WRITTEN INSTRUCTION = Copy out each line exactly as it appears.

DATA TO USE =
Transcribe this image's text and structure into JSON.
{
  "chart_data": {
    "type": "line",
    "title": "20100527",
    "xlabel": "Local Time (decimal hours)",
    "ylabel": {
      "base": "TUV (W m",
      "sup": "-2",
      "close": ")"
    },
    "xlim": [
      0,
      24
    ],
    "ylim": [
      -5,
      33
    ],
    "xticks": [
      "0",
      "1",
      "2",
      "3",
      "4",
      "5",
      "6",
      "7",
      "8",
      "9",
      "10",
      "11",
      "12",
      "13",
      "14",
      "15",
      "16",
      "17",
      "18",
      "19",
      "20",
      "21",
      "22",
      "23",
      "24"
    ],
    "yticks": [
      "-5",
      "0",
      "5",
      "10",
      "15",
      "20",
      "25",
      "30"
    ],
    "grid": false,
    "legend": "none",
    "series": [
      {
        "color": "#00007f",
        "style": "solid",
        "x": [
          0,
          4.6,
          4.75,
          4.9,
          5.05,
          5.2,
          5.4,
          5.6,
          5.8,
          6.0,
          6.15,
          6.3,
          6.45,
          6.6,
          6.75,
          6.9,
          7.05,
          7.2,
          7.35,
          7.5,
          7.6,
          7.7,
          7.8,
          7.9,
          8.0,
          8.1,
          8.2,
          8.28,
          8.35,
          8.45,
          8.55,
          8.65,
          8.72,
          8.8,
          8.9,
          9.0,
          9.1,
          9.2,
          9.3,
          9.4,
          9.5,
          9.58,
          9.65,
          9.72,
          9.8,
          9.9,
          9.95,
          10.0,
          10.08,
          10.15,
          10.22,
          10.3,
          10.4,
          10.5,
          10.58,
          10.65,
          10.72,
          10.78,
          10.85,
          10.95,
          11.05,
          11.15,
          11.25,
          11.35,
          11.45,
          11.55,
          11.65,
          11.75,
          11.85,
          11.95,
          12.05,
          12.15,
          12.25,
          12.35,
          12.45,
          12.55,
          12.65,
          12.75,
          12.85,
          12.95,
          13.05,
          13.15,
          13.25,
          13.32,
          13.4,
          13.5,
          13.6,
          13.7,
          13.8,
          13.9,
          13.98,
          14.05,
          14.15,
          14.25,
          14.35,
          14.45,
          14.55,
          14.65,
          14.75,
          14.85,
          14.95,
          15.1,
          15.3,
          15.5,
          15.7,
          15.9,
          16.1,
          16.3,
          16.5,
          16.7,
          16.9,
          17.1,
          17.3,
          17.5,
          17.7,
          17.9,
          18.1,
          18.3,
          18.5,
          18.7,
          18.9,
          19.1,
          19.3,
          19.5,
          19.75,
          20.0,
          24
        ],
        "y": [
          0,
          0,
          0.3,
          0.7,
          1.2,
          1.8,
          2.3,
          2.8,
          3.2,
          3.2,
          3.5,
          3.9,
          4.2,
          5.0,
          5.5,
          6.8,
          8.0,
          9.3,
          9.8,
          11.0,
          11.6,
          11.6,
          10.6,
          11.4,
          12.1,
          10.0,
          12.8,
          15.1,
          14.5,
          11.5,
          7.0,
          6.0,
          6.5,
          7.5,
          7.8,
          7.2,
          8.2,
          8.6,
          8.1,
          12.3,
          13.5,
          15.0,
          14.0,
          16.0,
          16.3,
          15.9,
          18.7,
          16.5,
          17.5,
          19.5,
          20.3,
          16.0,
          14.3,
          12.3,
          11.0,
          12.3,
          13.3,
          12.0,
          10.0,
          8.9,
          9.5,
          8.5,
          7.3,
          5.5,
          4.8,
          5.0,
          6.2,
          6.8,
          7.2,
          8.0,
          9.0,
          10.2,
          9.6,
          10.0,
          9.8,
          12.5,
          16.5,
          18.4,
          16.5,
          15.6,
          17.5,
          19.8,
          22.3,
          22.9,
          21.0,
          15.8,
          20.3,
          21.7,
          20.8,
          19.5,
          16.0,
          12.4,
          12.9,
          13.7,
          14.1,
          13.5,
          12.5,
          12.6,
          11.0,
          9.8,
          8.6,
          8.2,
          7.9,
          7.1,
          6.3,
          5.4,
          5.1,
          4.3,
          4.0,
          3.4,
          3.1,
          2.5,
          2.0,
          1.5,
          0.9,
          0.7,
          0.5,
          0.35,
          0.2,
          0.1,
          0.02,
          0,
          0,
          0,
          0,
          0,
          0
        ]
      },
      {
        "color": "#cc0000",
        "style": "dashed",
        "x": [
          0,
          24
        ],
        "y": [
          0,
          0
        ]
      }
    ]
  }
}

RESULT OF THE EXERCISE =
Transcribe this image's text and structure into JSON.
{
  "chart_data": {
    "type": "line",
    "title": "20100527",
    "xlabel": "Local Time (decimal hours)",
    "ylabel": {
      "base": "TUV (W m",
      "sup": "-2",
      "close": ")"
    },
    "xlim": [
      0,
      24
    ],
    "ylim": [
      -5,
      33
    ],
    "xticks": [
      "0",
      "1",
      "2",
      "3",
      "4",
      "5",
      "6",
      "7",
      "8",
      "9",
      "10",
      "11",
      "12",
      "13",
      "14",
      "15",
      "16",
      "17",
      "18",
      "19",
      "20",
      "21",
      "22",
      "23",
      "24"
    ],
    "yticks": [
      "-5",
      "0",
      "5",
      "10",
      "15",
      "20",
      "25",
      "30"
    ],
    "grid": false,
    "legend": "none",
    "series": [
      {
        "color": "#00007f",
        "style": "solid",
        "x": [
          0,
          4.6,
          4.75,
          4.9,
          5.05,
          5.2,
          5.4,
          5.6,
          5.8,
          6.0,
          6.15,
          6.3,
          6.45,
          6.6,
          6.75,
          6.9,
          7.05,
          7.2,
          7.35,
          7.5,
          7.6,
          7.7,
          7.8,
          7.9,
          8.0,
          8.1,
          8.2,
          8.28,
          8.35,
          8.45,
          8.55,
          8.65,
          8.72,
          8.8,
          8.9,
          9.0,
          9.1,
          9.2,
          9.3,
          9.4,
          9.5,
          9.58,
          9.65,
          9.72,
          9.8,
          9.9,
          9.95,
          10.0,
          10.08,
          10.15,
          10.22,
          10.3,
          10.4,
          10.5,
          10.58,
          10.65,
          10.72,
          10.78,
          10.85,
          10.95,
          11.05,
          11.15,
          11.25,
          11.35,
          11.45,
          11.55,
          11.65,
          11.75,
          11.85,
          11.95,
          12.05,
          12.15,
          12.25,
          12.35,
          12.45,
          12.55,
          12.65,
          12.75,
          12.85,
          12.95,
          13.05,
          13.15,
          13.25,
          13.32,
          13.4,
          13.5,
          13.6,
          13.7,
          13.8,
          13.9,
          13.98,
          14.05,
          14.15,
          14.25,
          14.35,
          14.45,
          14.55,
          14.65,
          14.75,
          14.85,
          14.95,
          15.1,
          15.3,
          15.5,
          15.7,
          15.9,
          16.1,
          16.3,
          16.5,
          16.7,
          16.9,
          17.1,
          17.3,
          17.5,
          17.7,
          17.9,
          18.1,
          18.3,
          18.5,
          18.7,
          18.9,
          19.1,
          19.3,
          19.5,
          19.75,
          20.0,
          24
        ],
        "y": [
          0,
          0,
          0.3,
          0.7,
          1.2,
          1.8,
          2.3,
          2.8,
          3.2,
          3.2,
          3.5,
          3.9,
          4.2,
          5.0,
          5.5,
          6.8,
          8.0,
          9.3,
          9.8,
          11.0,
          11.6,
          11.6,
          10.6,
          11.4,
          12.1,
          10.0,
          12.8,
          15.1,
          14.5,
          11.5,
          7.0,
          6.0,
          6.5,
          7.5,
          7.8,
          7.2,
          8.2,
          8.6,
          8.1,
          12.3,
          13.5,
          15.0,
          14.0,
          16.0,
          16.3,
          15.9,
          18.7,
          16.5,
          17.5,
          19.5,
          20.3,
          16.0,
          14.3,
          12.3,
          11.0,
          12.3,
          13.3,
          12.0,
          10.0,
          8.9,
          9.5,
          8.5,
          7.3,
          5.5,
          4.8,
          5.0,
          6.2,
          6.8,
          7.2,
          8.0,
          9.0,
          10.2,
          9.6,
          10.0,
          9.8,
          12.5,
          16.5,
          18.4,
          16.5,
          15.6,
          17.5,
          19.8,
          22.3,
          22.9,
          21.0,
          15.8,
          20.3,
          21.7,
          20.8,
          19.5,
          16.0,
          12.4,
          12.9,
          13.7,
          14.1,
          13.5,
          12.5,
          12.6,
          11.0,
          9.8,
          8.6,
          8.2,
          7.9,
          7.1,
          6.3,
          5.4,
          5.1,
          4.3,
          4.0,
          3.4,
          3.1,
          2.5,
          2.0,
          1.5,
          0.9,
          0.7,
          0.5,
          0.35,
          0.2,
          0.1,
          0.02,
          0,
          0,
          0,
          0,
          0,
          0
        ]
      },
      {
        "color": "#cc0000",
        "style": "dashed",
        "x": [
          0,
          24
        ],
        "y": [
          0,
          0
        ]
      }
    ]
  }
}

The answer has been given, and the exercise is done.